Written request 1:
Return the text on South Carolina's abolition of the "butt-in-the-seat" rule word for word, in full.

South Carolina abolishes the “butt-in-the-seat rule,” the development is welcome but some questions remain

Under the “butt-in-the-seat” rule, lawyers physically present in a jurisdiction must be authorized to practice in that jurisdiction even if they practice the law of another jurisdiction serving clients of the jurisdiction of admission. Naturally that rule is a remnant of a past in which the practice of law required in person services; in the modern world that rule is quite an impediment.

South Carolina Supreme Court has adopted a limited rejection of the “butt-in-the-seat” rule, under which a lawyer engages in the practice of law in a jurisdiction in which the lawyer is present when performing legal services even if the services are performed remotely and involve the law of a jurisdiction where the lawyer is authorized to practice. See Nathan M. Crystal, Change is in the Air, 32 S.C. Lawyer 15 (2020) (discussing the rule). Under the Court’s modification a lawyer does not establish an office or engage in systematic presence for the practice of law in South Carolina if the lawyer engages in remote work in South Carolina provided the lawyer’s services are limited to ones that the lawyer is authorized to perform by the jurisdiction where the lawyer is admitted to practice and the lawyer does not hold himself  or herself out as a South Carolina lawyer or admitted to practice in South Carolina.  The Court adopted the following addition to comment 4 of SCRPC 5.5.

Given entries:
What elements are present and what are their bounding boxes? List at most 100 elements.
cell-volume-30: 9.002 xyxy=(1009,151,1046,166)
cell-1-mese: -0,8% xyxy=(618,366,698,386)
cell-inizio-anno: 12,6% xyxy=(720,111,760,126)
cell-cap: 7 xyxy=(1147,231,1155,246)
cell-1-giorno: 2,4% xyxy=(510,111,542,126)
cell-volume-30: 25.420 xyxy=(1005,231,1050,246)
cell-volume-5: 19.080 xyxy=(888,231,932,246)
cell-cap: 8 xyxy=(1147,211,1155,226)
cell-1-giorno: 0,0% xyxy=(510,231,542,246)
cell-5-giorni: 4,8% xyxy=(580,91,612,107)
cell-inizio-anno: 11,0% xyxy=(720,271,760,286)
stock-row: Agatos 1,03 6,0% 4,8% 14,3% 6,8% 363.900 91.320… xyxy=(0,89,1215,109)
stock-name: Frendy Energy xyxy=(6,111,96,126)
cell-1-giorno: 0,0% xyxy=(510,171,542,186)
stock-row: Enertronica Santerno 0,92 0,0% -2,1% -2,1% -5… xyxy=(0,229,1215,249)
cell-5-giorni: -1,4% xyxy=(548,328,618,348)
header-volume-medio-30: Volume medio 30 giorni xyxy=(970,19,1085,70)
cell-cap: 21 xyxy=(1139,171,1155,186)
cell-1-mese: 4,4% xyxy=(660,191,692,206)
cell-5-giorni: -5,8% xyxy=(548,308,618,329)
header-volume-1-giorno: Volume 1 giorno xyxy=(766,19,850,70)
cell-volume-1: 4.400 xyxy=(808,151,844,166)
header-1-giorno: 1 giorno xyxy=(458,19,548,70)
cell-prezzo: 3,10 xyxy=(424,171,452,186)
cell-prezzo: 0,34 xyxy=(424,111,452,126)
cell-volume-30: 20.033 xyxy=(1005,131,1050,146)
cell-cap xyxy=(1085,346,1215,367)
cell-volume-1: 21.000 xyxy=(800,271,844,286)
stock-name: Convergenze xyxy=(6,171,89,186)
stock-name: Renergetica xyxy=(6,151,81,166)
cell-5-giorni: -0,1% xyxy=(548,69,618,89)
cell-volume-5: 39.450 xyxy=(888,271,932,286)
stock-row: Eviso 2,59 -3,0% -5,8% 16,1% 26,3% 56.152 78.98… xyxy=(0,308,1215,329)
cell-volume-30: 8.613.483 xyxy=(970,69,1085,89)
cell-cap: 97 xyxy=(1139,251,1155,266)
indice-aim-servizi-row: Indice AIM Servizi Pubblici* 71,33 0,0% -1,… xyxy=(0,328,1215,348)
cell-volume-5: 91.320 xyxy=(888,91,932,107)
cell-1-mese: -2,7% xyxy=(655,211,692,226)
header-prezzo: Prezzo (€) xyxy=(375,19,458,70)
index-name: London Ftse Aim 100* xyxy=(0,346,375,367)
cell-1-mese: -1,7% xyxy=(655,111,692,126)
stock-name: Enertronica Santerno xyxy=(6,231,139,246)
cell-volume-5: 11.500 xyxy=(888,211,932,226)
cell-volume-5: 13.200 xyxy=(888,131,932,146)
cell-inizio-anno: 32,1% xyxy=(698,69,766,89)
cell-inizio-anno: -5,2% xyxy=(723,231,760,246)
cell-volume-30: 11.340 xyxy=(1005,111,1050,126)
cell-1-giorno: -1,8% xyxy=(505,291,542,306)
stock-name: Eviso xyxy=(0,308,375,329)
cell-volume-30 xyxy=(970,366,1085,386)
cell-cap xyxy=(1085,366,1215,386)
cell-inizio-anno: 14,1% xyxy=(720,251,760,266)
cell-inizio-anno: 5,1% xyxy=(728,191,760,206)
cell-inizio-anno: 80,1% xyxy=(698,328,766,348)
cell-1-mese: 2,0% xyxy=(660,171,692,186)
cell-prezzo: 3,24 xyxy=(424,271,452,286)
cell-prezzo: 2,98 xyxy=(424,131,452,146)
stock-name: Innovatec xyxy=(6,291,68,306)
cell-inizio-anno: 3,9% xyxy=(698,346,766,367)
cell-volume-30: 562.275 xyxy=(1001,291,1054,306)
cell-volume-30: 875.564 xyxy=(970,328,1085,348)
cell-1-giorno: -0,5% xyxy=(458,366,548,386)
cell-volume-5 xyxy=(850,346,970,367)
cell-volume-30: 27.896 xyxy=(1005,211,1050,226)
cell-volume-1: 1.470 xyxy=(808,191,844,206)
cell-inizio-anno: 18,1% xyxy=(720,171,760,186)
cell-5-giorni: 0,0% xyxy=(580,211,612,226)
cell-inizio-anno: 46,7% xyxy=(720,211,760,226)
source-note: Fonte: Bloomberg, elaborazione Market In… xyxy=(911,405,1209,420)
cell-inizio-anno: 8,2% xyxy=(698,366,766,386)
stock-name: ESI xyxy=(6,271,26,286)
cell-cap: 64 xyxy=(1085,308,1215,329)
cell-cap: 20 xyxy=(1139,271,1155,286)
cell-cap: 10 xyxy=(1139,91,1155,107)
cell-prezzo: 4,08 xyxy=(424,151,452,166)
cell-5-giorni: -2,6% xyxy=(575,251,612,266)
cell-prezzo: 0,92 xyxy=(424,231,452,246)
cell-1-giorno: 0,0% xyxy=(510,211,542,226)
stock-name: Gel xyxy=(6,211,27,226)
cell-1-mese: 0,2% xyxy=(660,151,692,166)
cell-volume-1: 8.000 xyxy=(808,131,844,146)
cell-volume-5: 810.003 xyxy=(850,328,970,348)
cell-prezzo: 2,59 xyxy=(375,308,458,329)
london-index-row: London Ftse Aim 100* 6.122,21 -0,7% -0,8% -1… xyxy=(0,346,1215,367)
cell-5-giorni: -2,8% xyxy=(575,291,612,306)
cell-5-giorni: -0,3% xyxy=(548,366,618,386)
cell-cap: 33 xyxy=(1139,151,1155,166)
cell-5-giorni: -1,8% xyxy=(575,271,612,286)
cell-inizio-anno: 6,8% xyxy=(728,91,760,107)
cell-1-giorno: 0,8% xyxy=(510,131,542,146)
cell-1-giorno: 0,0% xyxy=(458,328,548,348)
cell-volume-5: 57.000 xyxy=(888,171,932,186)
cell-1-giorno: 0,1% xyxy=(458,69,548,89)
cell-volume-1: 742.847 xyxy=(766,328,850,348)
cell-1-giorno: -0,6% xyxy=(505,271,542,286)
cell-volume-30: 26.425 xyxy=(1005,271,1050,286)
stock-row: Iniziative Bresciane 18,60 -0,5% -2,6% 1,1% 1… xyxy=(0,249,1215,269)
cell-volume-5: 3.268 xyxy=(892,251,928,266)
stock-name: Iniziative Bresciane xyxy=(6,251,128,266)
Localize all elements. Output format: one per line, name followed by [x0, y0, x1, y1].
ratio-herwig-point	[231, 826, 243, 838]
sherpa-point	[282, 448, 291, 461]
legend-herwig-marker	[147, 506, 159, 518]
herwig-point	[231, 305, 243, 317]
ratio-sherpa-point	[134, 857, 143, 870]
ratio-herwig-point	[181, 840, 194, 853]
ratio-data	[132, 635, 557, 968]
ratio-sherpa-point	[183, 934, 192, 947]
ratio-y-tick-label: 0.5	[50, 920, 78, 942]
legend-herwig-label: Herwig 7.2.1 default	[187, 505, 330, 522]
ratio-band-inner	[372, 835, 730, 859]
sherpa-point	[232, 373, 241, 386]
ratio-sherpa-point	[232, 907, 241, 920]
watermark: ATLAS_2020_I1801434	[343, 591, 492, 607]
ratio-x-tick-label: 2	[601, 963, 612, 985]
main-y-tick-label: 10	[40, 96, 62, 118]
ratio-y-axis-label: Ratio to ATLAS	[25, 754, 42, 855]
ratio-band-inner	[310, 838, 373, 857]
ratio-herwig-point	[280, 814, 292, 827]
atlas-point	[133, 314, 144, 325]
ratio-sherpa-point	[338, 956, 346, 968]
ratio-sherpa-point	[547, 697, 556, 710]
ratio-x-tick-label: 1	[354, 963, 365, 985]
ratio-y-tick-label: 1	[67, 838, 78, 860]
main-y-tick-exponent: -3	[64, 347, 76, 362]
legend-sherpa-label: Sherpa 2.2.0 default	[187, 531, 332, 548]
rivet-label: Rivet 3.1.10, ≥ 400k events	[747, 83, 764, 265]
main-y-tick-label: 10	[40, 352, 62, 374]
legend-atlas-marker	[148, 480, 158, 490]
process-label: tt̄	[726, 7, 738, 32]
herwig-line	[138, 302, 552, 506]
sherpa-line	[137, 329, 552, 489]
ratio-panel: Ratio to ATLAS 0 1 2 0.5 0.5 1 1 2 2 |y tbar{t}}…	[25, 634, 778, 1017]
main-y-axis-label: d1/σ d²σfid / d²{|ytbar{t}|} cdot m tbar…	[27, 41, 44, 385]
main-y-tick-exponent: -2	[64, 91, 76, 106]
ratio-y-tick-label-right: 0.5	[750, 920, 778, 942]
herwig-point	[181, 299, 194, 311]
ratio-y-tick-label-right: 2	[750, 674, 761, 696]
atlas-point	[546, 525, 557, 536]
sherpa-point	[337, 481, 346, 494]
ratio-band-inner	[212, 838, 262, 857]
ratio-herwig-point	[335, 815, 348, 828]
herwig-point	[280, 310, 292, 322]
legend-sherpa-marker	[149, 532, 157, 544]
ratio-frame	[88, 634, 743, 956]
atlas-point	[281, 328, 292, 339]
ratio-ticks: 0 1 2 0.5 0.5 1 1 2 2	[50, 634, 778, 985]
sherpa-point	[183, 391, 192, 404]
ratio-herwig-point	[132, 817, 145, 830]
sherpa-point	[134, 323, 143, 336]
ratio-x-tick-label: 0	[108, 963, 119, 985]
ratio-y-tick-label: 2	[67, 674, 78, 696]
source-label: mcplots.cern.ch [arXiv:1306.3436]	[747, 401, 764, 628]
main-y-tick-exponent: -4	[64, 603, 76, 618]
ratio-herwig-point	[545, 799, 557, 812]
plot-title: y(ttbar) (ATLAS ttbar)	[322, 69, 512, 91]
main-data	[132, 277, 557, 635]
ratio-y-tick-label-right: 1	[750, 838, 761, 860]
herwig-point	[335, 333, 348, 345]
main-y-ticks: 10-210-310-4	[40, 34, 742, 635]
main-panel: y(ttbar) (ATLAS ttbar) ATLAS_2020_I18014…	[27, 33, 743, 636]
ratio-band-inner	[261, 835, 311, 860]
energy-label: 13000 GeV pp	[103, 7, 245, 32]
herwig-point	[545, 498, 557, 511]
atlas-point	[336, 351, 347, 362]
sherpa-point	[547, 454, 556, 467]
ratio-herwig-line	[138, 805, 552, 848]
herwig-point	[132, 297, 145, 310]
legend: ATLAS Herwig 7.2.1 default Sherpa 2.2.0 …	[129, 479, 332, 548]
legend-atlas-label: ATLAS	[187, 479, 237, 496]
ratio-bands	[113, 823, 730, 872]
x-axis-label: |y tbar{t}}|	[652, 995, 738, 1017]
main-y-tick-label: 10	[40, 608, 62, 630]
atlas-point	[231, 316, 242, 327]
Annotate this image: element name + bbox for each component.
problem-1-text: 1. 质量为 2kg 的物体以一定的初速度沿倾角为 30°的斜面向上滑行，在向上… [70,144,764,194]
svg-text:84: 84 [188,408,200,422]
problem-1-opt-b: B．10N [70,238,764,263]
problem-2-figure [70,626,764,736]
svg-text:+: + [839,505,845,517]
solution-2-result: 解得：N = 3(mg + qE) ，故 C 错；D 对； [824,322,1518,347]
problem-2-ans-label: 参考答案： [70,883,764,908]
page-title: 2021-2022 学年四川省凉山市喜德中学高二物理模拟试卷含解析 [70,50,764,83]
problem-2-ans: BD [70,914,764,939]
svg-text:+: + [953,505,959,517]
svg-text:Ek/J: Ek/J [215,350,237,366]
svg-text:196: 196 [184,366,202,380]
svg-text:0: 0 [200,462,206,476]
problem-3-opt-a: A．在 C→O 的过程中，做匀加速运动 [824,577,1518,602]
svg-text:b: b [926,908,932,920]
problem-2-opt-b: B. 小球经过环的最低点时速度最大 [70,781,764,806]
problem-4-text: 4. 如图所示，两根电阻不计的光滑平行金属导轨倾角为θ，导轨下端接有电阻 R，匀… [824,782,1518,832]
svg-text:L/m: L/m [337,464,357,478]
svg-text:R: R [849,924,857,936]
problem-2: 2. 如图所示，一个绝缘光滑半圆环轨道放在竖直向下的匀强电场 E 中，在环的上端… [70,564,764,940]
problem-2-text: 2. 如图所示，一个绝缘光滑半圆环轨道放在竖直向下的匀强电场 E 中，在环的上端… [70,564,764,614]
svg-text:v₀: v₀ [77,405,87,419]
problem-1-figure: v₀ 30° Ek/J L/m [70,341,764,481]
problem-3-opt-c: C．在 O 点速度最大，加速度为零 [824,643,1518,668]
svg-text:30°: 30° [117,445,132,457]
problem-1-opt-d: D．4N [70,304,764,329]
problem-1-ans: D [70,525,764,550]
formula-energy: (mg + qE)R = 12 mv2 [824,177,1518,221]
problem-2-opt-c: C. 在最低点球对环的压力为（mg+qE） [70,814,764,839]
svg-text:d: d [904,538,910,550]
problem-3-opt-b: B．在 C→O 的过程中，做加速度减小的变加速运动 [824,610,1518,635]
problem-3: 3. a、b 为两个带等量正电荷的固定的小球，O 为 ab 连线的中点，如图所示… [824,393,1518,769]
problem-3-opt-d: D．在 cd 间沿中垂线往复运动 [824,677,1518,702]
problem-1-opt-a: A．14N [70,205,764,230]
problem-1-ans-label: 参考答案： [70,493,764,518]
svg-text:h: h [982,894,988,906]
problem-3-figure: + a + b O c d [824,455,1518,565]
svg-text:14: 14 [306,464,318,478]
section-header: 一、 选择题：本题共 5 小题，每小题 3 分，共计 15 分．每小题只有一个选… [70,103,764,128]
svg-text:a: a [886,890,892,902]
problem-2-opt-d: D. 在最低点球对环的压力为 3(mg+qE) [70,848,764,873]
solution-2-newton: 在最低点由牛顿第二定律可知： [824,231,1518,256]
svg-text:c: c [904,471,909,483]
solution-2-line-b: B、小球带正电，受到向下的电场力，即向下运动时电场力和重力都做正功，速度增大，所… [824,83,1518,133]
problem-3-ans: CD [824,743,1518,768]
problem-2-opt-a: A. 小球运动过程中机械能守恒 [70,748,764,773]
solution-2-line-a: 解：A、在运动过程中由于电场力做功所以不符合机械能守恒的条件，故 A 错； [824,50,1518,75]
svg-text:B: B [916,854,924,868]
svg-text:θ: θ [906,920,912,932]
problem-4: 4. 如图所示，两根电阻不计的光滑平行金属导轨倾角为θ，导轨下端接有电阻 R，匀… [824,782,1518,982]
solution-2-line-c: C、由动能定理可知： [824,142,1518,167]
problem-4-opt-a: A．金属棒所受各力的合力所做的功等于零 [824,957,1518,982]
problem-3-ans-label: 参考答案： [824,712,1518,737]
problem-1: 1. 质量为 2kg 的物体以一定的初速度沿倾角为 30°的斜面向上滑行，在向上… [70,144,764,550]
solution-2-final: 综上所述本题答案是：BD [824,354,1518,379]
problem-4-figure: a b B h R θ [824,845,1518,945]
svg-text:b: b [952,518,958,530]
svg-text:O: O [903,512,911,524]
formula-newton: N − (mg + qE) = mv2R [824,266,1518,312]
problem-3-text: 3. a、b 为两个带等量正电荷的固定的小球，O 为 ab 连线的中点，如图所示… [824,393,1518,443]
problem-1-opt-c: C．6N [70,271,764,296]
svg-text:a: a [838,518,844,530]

Written request 2:
Retype the entries from their first line through the line with "cell-inizio-anno: 12,6% xyxy=(720,111,760,126)", both ends included.

Exercise answer 1:
South Carolina abolishes the “butt-in-the-seat rule,” the development is welcome but some questions remain

Under the “butt-in-the-seat” rule, lawyers physically present in a jurisdiction must be authorized to practice in that jurisdiction even if they practice the law of another jurisdiction serving clients of the jurisdiction of admission. Naturally that rule is a remnant of a past in which the practice of law required in person services; in the modern world that rule is quite an impediment.

South Carolina Supreme Court has adopted a limited rejection of the “butt-in-the-seat” rule, under which a lawyer engages in the practice of law in a jurisdiction in which the lawyer is present when performing legal services even if the services are performed remotely and involve the law of a jurisdiction where the lawyer is authorized to practice. See Nathan M. Crystal, Change is in the Air, 32 S.C. Lawyer 15 (2020) (discussing the rule). Under the Court’s modification a lawyer does not establish an office or engage in systematic presence for the practice of law in South Carolina if the lawyer engages in remote work in South Carolina provided the lawyer’s services are limited to ones that the lawyer is authorized to perform by the jurisdiction where the lawyer is admitted to practice and the lawyer does not hold himself  or herself out as a South Carolina lawyer or admitted to practice in South Carolina.  The Court adopted the following addition to comment 4 of SCRPC 5.5.

Exercise answer 2:
What elements are present and what are their bounding boxes? List at most 100 elements.
cell-volume-30: 9.002 xyxy=(1009,151,1046,166)
cell-1-mese: -0,8% xyxy=(618,366,698,386)
cell-inizio-anno: 12,6% xyxy=(720,111,760,126)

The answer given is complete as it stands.